Task description:
Do not include the pictures; repeat the rest of the data exactly.

Extracted records:
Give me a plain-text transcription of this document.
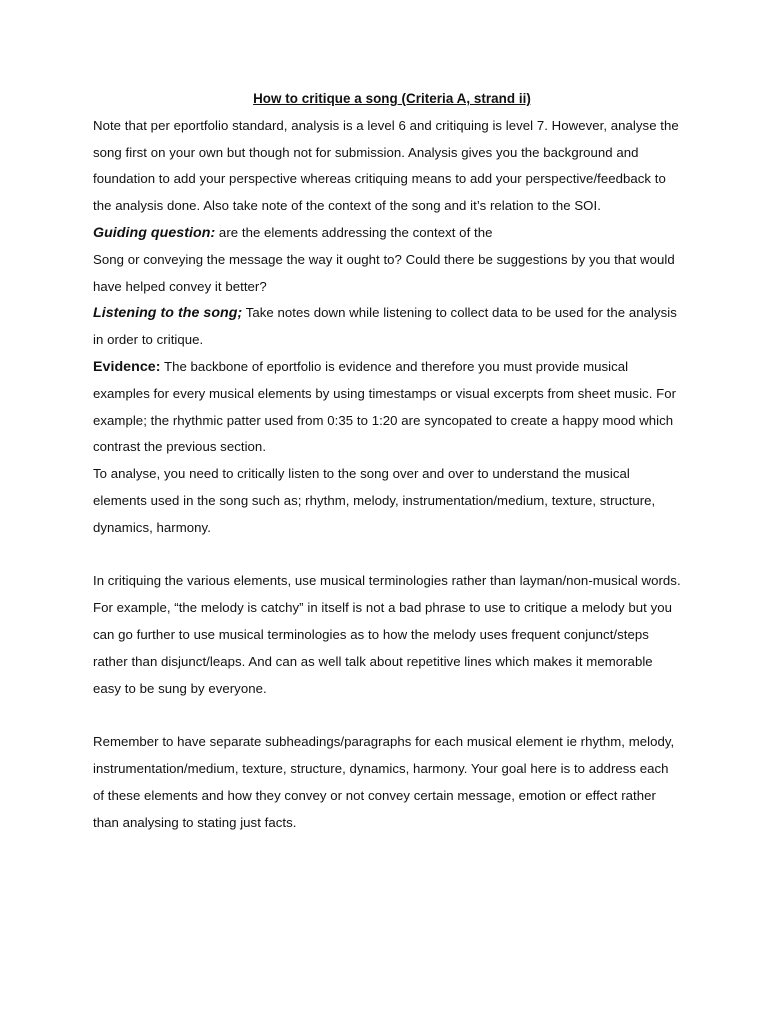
How to critique a song (Criteria A, strand ii)

Note that per eportfolio standard, analysis is a level 6 and critiquing is level 7. However, analyse the song first on your own but though not for submission. Analysis gives you the background and foundation to add your perspective whereas critiquing means to add your perspective/feedback to the analysis done. Also take note of the context of the song and it’s relation to the SOI.

Guiding question: are the elements addressing the context of the
Song or conveying the message the way it ought to? Could there be suggestions by you that would have helped convey it better?

Listening to the song; Take notes down while listening to collect data to be used for the analysis in order to critique.

Evidence: The backbone of eportfolio is evidence and therefore you must provide musical examples for every musical elements by using timestamps or visual excerpts from sheet music. For example; the rhythmic patter used from 0:35 to 1:20 are syncopated to create a happy mood which contrast the previous section.

To analyse, you need to critically listen to the song over and over to understand the musical elements used in the song such as; rhythm, melody, instrumentation/medium, texture, structure, dynamics, harmony.

In critiquing the various elements, use musical terminologies rather than layman/non-musical words. For example, “the melody is catchy” in itself is not a bad phrase to use to critique a melody but you can go further to use musical terminologies as to how the melody uses frequent conjunct/steps rather than disjunct/leaps. And can as well talk about repetitive lines which makes it memorable easy to be sung by everyone.

Remember to have separate subheadings/paragraphs for each musical element ie rhythm, melody, instrumentation/medium, texture, structure, dynamics, harmony. Your goal here is to address each of these elements and how they convey or not convey certain message, emotion or effect rather than analysing to stating just facts.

Solution to this task:
Give me a plain-text transcription of this document.
How to critique a song (Criteria A, strand ii)

Note that per eportfolio standard, analysis is a level 6 and critiquing is level 7. However, analyse the song first on your own but though not for submission. Analysis gives you the background and foundation to add your perspective whereas critiquing means to add your perspective/feedback to the analysis done. Also take note of the context of the song and it’s relation to the SOI.

Guiding question: are the elements addressing the context of the
Song or conveying the message the way it ought to? Could there be suggestions by you that would have helped convey it better?

Listening to the song; Take notes down while listening to collect data to be used for the analysis in order to critique.

Evidence: The backbone of eportfolio is evidence and therefore you must provide musical examples for every musical elements by using timestamps or visual excerpts from sheet music. For example; the rhythmic patter used from 0:35 to 1:20 are syncopated to create a happy mood which contrast the previous section.

To analyse, you need to critically listen to the song over and over to understand the musical elements used in the song such as; rhythm, melody, instrumentation/medium, texture, structure, dynamics, harmony.

In critiquing the various elements, use musical terminologies rather than layman/non-musical words. For example, “the melody is catchy” in itself is not a bad phrase to use to critique a melody but you can go further to use musical terminologies as to how the melody uses frequent conjunct/steps rather than disjunct/leaps. And can as well talk about repetitive lines which makes it memorable easy to be sung by everyone.

Remember to have separate subheadings/paragraphs for each musical element ie rhythm, melody, instrumentation/medium, texture, structure, dynamics, harmony. Your goal here is to address each of these elements and how they convey or not convey certain message, emotion or effect rather than analysing to stating just facts.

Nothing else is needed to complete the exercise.